### RECORD EXCERPTS

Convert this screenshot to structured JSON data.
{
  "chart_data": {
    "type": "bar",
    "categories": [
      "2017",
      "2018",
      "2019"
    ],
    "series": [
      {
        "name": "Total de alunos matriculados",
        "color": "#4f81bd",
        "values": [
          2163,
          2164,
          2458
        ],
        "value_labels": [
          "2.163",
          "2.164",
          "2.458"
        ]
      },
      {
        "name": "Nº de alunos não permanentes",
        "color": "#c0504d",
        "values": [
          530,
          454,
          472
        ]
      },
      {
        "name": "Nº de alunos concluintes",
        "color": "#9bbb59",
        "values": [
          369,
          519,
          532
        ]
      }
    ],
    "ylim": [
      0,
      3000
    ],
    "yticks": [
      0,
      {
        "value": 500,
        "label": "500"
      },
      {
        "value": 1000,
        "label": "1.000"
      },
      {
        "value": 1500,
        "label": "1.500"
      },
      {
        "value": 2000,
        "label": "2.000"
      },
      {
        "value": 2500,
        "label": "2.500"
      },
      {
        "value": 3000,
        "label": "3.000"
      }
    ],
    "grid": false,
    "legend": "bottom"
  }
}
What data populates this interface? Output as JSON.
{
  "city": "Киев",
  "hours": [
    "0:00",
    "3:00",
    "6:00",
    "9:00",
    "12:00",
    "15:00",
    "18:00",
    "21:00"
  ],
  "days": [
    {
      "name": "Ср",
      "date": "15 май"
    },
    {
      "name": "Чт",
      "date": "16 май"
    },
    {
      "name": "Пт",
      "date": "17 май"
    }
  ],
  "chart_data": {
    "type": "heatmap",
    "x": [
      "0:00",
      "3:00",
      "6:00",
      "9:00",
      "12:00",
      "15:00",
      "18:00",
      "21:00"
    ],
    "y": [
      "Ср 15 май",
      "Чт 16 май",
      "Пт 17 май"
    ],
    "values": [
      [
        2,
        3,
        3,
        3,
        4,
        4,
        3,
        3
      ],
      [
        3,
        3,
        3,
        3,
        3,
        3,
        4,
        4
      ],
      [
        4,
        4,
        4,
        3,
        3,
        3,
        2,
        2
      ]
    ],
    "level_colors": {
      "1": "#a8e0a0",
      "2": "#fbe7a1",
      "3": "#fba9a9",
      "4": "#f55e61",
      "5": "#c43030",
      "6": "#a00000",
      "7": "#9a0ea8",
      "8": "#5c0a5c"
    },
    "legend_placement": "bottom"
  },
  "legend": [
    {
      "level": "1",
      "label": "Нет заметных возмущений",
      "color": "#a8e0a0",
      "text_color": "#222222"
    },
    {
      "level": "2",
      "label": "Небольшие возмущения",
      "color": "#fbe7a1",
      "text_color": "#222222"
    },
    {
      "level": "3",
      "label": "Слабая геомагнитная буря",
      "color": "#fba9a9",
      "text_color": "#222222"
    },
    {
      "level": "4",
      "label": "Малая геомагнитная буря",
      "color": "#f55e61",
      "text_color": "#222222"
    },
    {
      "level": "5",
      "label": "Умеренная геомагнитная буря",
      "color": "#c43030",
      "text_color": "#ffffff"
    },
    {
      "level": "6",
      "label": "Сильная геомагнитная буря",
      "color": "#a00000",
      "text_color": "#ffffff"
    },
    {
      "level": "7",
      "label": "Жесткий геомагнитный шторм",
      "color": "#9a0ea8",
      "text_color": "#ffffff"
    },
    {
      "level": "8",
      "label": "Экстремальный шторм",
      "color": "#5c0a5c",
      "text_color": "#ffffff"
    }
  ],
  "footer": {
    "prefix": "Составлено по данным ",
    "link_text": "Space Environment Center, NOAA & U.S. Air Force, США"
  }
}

### WHAT YOU HAVE TO DO
Would you give the material above again, complete and exact?

### ANSWER TO THE PROBLEM
Convert this screenshot to structured JSON data.
{
  "chart_data": {
    "type": "bar",
    "categories": [
      "2017",
      "2018",
      "2019"
    ],
    "series": [
      {
        "name": "Total de alunos matriculados",
        "color": "#4f81bd",
        "values": [
          2163,
          2164,
          2458
        ],
        "value_labels": [
          "2.163",
          "2.164",
          "2.458"
        ]
      },
      {
        "name": "Nº de alunos não permanentes",
        "color": "#c0504d",
        "values": [
          530,
          454,
          472
        ]
      },
      {
        "name": "Nº de alunos concluintes",
        "color": "#9bbb59",
        "values": [
          369,
          519,
          532
        ]
      }
    ],
    "ylim": [
      0,
      3000
    ],
    "yticks": [
      0,
      {
        "value": 500,
        "label": "500"
      },
      {
        "value": 1000,
        "label": "1.000"
      },
      {
        "value": 1500,
        "label": "1.500"
      },
      {
        "value": 2000,
        "label": "2.000"
      },
      {
        "value": 2500,
        "label": "2.500"
      },
      {
        "value": 3000,
        "label": "3.000"
      }
    ],
    "grid": false,
    "legend": "bottom"
  }
}
What data populates this interface? Output as JSON.
{
  "city": "Киев",
  "hours": [
    "0:00",
    "3:00",
    "6:00",
    "9:00",
    "12:00",
    "15:00",
    "18:00",
    "21:00"
  ],
  "days": [
    {
      "name": "Ср",
      "date": "15 май"
    },
    {
      "name": "Чт",
      "date": "16 май"
    },
    {
      "name": "Пт",
      "date": "17 май"
    }
  ],
  "chart_data": {
    "type": "heatmap",
    "x": [
      "0:00",
      "3:00",
      "6:00",
      "9:00",
      "12:00",
      "15:00",
      "18:00",
      "21:00"
    ],
    "y": [
      "Ср 15 май",
      "Чт 16 май",
      "Пт 17 май"
    ],
    "values": [
      [
        2,
        3,
        3,
        3,
        4,
        4,
        3,
        3
      ],
      [
        3,
        3,
        3,
        3,
        3,
        3,
        4,
        4
      ],
      [
        4,
        4,
        4,
        3,
        3,
        3,
        2,
        2
      ]
    ],
    "level_colors": {
      "1": "#a8e0a0",
      "2": "#fbe7a1",
      "3": "#fba9a9",
      "4": "#f55e61",
      "5": "#c43030",
      "6": "#a00000",
      "7": "#9a0ea8",
      "8": "#5c0a5c"
    },
    "legend_placement": "bottom"
  },
  "legend": [
    {
      "level": "1",
      "label": "Нет заметных возмущений",
      "color": "#a8e0a0",
      "text_color": "#222222"
    },
    {
      "level": "2",
      "label": "Небольшие возмущения",
      "color": "#fbe7a1",
      "text_color": "#222222"
    },
    {
      "level": "3",
      "label": "Слабая геомагнитная буря",
      "color": "#fba9a9",
      "text_color": "#222222"
    },
    {
      "level": "4",
      "label": "Малая геомагнитная буря",
      "color": "#f55e61",
      "text_color": "#222222"
    },
    {
      "level": "5",
      "label": "Умеренная геомагнитная буря",
      "color": "#c43030",
      "text_color": "#ffffff"
    },
    {
      "level": "6",
      "label": "Сильная геомагнитная буря",
      "color": "#a00000",
      "text_color": "#ffffff"
    },
    {
      "level": "7",
      "label": "Жесткий геомагнитный шторм",
      "color": "#9a0ea8",
      "text_color": "#ffffff"
    },
    {
      "level": "8",
      "label": "Экстремальный шторм",
      "color": "#5c0a5c",
      "text_color": "#ffffff"
    }
  ],
  "footer": {
    "prefix": "Составлено по данным ",
    "link_text": "Space Environment Center, NOAA & U.S. Air Force, США"
  }
}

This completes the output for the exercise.